Goal of the exercise: In your copy, leave out the pictures; write out all the data exactly.

** Begin Available data **

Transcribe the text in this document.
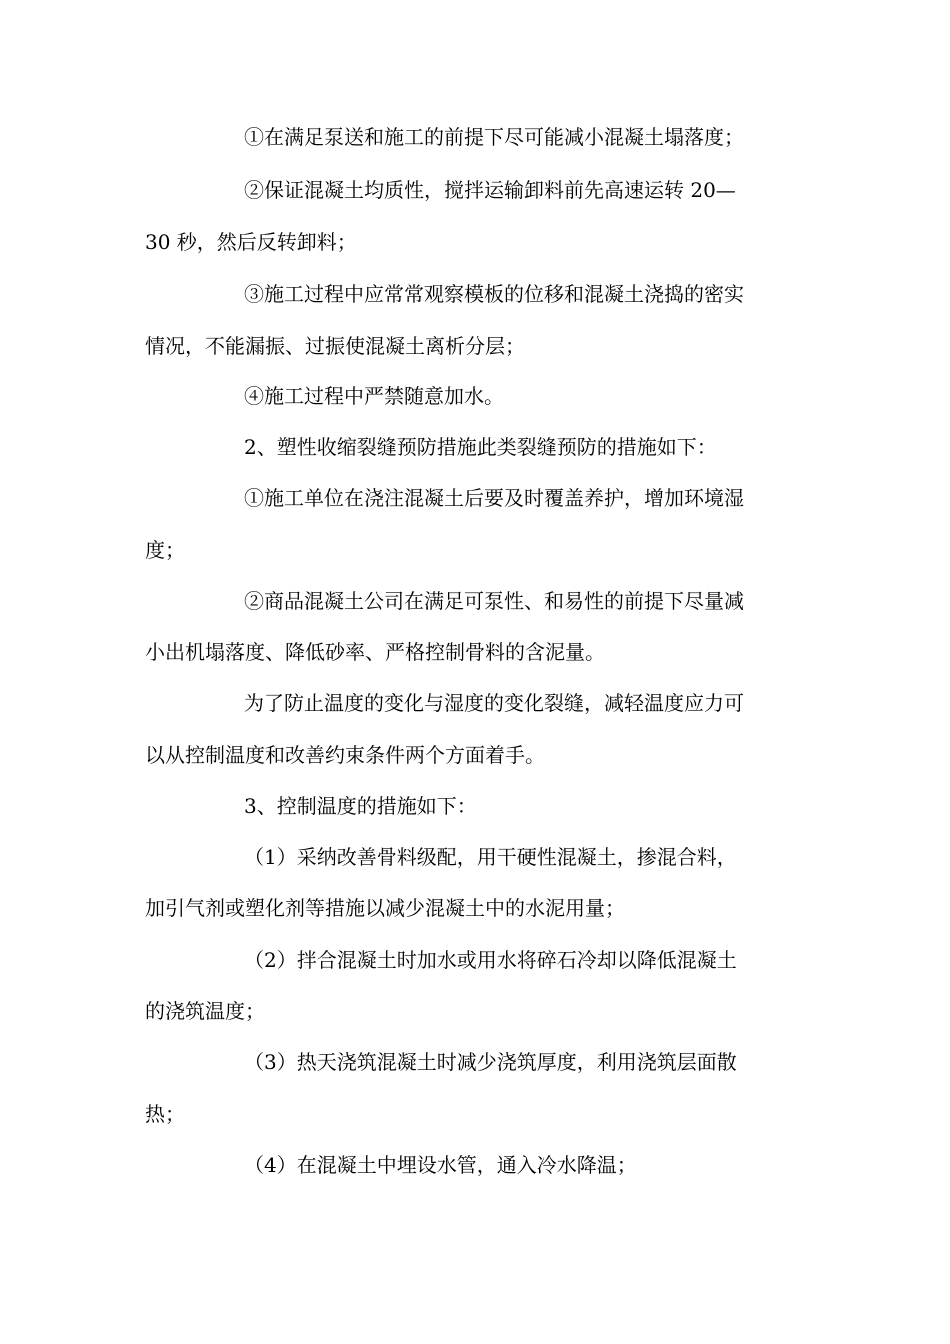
①在满足泵送和施工的前提下尽可能减小混凝土塌落度；

②保证混凝土均质性，搅拌运输卸料前先高速运转 20—

30 秒，然后反转卸料；

③施工过程中应常常观察模板的位移和混凝土浇捣的密实

情况，不能漏振、过振使混凝土离析分层；

④施工过程中严禁随意加水。

2、塑性收缩裂缝预防措施此类裂缝预防的措施如下：

①施工单位在浇注混凝土后要及时覆盖养护，增加环境湿

度；

②商品混凝土公司在满足可泵性、和易性的前提下尽量减

小出机塌落度、降低砂率、严格控制骨料的含泥量。

为了防止温度的变化与湿度的变化裂缝，减轻温度应力可

以从控制温度和改善约束条件两个方面着手。

3、控制温度的措施如下：

（1）采纳改善骨料级配，用干硬性混凝土，掺混合料，

加引气剂或塑化剂等措施以减少混凝土中的水泥用量；

（2）拌合混凝土时加水或用水将碎石冷却以降低混凝土

的浇筑温度；

（3）热天浇筑混凝土时减少浇筑厚度，利用浇筑层面散

热；

（4）在混凝土中埋设水管，通入冷水降温；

** End Available data **

Task result:
Transcribe the text in this document.
①在满足泵送和施工的前提下尽可能减小混凝土塌落度；

②保证混凝土均质性，搅拌运输卸料前先高速运转 20—

30 秒，然后反转卸料；

③施工过程中应常常观察模板的位移和混凝土浇捣的密实

情况，不能漏振、过振使混凝土离析分层；

④施工过程中严禁随意加水。

2、塑性收缩裂缝预防措施此类裂缝预防的措施如下：

①施工单位在浇注混凝土后要及时覆盖养护，增加环境湿

度；

②商品混凝土公司在满足可泵性、和易性的前提下尽量减

小出机塌落度、降低砂率、严格控制骨料的含泥量。

为了防止温度的变化与湿度的变化裂缝，减轻温度应力可

以从控制温度和改善约束条件两个方面着手。

3、控制温度的措施如下：

（1）采纳改善骨料级配，用干硬性混凝土，掺混合料，

加引气剂或塑化剂等措施以减少混凝土中的水泥用量；

（2）拌合混凝土时加水或用水将碎石冷却以降低混凝土

的浇筑温度；

（3）热天浇筑混凝土时减少浇筑厚度，利用浇筑层面散

热；

（4）在混凝土中埋设水管，通入冷水降温；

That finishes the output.